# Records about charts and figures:

+ + +

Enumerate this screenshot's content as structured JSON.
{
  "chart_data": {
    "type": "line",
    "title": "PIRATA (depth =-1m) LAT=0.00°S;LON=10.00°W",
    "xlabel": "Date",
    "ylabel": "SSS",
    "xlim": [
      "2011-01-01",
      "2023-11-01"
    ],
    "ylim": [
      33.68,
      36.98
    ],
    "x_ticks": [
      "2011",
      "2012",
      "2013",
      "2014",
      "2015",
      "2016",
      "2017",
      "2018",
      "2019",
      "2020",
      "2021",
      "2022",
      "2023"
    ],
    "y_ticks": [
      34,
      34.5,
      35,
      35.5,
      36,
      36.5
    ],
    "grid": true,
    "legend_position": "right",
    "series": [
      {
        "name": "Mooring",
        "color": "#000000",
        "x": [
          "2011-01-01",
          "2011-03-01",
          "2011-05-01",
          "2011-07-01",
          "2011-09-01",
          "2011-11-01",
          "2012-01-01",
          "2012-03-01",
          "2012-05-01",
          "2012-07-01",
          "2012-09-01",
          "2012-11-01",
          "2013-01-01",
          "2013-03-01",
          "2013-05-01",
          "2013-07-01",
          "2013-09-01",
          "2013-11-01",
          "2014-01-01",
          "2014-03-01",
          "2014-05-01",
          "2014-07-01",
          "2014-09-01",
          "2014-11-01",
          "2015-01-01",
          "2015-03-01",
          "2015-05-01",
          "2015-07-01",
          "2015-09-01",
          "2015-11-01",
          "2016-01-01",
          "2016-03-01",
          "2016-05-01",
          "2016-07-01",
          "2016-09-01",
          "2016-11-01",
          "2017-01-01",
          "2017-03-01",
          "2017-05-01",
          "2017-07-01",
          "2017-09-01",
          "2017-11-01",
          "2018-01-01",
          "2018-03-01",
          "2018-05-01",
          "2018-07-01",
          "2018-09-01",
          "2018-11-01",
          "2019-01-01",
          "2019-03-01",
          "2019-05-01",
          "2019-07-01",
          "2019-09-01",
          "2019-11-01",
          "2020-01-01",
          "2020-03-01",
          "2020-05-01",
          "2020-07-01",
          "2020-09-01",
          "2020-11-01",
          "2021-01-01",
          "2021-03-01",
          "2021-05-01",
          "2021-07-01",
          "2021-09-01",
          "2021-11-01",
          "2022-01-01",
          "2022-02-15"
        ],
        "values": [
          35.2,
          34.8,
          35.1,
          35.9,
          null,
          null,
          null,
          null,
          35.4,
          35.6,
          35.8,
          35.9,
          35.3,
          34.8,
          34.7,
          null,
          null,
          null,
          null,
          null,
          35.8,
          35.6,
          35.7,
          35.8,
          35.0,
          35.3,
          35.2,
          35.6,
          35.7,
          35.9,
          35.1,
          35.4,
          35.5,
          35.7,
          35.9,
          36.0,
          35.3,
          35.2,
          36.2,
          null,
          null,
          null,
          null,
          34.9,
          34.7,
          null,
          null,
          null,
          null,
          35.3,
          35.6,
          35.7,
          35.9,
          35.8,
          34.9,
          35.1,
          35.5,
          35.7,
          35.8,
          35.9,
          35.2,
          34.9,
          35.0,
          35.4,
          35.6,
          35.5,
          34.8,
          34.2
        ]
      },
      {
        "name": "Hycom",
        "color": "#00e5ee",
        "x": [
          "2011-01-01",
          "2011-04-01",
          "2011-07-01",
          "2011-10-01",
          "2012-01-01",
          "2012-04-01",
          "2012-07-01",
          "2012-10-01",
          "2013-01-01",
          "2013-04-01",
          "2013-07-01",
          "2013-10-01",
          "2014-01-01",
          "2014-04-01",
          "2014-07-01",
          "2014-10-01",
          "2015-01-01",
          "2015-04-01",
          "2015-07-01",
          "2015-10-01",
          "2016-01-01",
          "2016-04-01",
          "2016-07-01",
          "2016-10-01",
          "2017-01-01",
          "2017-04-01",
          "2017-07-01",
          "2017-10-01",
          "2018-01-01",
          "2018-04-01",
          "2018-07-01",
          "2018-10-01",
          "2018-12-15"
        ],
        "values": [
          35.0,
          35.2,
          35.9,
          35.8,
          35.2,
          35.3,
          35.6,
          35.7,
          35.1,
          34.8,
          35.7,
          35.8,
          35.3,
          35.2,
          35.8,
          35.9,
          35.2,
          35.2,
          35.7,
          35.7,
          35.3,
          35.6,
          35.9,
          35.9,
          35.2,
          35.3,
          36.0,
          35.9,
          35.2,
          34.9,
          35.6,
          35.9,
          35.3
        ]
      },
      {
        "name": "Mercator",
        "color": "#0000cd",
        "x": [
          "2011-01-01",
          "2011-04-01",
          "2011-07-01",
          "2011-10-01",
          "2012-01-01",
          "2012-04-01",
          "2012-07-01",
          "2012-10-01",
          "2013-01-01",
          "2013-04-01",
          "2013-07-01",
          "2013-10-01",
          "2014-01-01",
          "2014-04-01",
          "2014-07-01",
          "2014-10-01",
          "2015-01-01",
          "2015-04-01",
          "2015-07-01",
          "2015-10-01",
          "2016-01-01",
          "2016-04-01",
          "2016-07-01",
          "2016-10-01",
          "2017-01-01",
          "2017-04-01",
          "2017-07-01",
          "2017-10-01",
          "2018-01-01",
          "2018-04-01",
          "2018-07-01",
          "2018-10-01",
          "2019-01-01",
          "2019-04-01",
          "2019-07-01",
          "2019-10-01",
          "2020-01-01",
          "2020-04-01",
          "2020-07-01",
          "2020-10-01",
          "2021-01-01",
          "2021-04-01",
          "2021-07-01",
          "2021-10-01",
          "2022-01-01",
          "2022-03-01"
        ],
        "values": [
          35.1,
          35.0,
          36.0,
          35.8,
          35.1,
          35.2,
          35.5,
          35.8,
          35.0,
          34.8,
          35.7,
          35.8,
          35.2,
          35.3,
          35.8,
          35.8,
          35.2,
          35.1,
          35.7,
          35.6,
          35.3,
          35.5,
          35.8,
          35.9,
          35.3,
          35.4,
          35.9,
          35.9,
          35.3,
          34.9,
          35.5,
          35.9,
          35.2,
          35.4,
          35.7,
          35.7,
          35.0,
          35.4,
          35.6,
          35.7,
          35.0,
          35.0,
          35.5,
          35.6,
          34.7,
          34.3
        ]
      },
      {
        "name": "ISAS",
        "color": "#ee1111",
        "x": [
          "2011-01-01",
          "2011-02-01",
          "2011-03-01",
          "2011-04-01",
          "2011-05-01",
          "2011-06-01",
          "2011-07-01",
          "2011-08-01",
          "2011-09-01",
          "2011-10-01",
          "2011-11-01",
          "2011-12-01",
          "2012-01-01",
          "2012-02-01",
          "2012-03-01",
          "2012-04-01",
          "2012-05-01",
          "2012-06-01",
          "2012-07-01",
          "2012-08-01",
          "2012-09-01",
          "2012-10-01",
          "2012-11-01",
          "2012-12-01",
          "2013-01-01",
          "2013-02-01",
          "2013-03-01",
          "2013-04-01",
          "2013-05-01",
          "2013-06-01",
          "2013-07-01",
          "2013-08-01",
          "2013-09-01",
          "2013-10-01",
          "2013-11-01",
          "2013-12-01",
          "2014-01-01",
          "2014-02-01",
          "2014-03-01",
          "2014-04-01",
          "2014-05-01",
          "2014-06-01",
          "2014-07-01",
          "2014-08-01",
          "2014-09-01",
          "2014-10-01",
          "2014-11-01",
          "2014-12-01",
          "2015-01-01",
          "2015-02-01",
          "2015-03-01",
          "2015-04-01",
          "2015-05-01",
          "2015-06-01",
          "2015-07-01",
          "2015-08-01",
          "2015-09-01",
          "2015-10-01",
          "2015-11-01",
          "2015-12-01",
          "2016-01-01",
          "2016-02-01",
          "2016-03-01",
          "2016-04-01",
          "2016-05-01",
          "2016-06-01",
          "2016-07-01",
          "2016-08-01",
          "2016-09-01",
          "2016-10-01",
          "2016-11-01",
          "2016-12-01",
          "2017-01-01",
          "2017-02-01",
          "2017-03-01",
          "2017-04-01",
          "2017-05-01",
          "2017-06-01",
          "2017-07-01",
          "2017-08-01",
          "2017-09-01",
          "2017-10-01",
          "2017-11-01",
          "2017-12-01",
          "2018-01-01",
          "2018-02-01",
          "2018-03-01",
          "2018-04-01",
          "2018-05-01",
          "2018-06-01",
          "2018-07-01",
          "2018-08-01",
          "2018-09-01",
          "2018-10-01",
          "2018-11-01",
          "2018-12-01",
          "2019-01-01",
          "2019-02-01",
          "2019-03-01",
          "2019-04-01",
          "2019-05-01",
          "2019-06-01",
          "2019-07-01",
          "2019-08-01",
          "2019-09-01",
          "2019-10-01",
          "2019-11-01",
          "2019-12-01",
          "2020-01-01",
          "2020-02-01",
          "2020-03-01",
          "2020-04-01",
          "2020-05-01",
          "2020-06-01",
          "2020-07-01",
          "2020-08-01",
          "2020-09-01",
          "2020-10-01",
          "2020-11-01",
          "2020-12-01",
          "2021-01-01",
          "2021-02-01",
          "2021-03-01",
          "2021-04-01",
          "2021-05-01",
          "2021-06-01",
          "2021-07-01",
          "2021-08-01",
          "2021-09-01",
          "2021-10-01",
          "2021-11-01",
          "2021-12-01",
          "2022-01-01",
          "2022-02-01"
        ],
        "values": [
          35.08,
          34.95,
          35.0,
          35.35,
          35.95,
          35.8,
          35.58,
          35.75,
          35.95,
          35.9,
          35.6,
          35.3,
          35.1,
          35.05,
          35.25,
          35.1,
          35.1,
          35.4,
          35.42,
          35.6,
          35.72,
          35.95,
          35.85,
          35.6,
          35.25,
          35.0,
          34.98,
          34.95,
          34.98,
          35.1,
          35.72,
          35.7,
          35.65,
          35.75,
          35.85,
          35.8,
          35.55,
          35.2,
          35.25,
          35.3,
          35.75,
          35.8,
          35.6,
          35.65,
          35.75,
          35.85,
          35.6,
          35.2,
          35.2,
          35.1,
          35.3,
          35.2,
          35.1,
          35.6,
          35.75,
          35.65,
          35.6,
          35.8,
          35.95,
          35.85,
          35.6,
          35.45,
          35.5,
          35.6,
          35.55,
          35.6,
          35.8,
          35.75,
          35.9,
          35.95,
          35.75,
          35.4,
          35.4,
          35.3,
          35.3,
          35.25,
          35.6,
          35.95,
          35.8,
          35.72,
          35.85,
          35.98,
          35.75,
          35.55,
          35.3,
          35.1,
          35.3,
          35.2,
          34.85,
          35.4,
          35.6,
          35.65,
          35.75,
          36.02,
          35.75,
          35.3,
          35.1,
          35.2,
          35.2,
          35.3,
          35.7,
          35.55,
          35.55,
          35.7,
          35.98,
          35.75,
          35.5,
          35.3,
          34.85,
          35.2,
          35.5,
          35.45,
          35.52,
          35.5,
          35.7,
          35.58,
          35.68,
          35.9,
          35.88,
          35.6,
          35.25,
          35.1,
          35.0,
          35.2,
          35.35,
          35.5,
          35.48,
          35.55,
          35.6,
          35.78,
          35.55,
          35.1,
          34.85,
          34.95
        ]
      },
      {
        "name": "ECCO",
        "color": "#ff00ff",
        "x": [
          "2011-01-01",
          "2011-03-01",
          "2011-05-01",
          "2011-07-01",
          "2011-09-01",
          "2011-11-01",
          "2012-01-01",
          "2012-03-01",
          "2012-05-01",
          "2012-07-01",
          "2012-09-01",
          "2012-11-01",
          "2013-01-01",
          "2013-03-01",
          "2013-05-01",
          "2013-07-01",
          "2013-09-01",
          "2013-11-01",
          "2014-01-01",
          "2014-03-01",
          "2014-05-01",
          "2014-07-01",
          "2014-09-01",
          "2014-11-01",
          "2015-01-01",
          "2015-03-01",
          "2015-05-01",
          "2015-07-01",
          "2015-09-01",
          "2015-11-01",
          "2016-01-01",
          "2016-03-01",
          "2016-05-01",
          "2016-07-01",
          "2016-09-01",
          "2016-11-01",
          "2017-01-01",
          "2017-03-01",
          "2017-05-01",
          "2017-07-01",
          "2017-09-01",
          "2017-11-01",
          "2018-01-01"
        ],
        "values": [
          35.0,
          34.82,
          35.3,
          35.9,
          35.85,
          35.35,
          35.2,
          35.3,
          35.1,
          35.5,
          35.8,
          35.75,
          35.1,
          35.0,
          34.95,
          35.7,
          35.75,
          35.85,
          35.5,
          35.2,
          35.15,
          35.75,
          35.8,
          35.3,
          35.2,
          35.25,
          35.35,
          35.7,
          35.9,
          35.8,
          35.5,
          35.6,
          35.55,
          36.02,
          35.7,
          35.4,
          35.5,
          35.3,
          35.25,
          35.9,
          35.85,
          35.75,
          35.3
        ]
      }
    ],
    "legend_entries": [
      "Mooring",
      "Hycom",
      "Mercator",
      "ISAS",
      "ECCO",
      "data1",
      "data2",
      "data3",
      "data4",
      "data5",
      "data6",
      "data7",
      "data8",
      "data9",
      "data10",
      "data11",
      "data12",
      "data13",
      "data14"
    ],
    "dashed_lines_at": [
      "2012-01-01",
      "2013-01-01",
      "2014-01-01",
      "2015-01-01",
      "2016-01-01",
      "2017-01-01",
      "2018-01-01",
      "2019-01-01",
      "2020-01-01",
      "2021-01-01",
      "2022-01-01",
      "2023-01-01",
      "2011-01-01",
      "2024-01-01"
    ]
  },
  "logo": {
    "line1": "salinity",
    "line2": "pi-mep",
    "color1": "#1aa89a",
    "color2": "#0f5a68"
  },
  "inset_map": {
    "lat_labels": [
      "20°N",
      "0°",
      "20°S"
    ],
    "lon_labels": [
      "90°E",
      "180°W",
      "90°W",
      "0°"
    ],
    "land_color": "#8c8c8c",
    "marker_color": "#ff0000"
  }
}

+ + +

# TASK GOAL:
Filter lines by "name" and return each hit.

# EXERCISE ANSWER:
        "name": "Mooring",
        "name": "Hycom",
        "name": "Mercator",
        "name": "ISAS",
        "name": "ECCO",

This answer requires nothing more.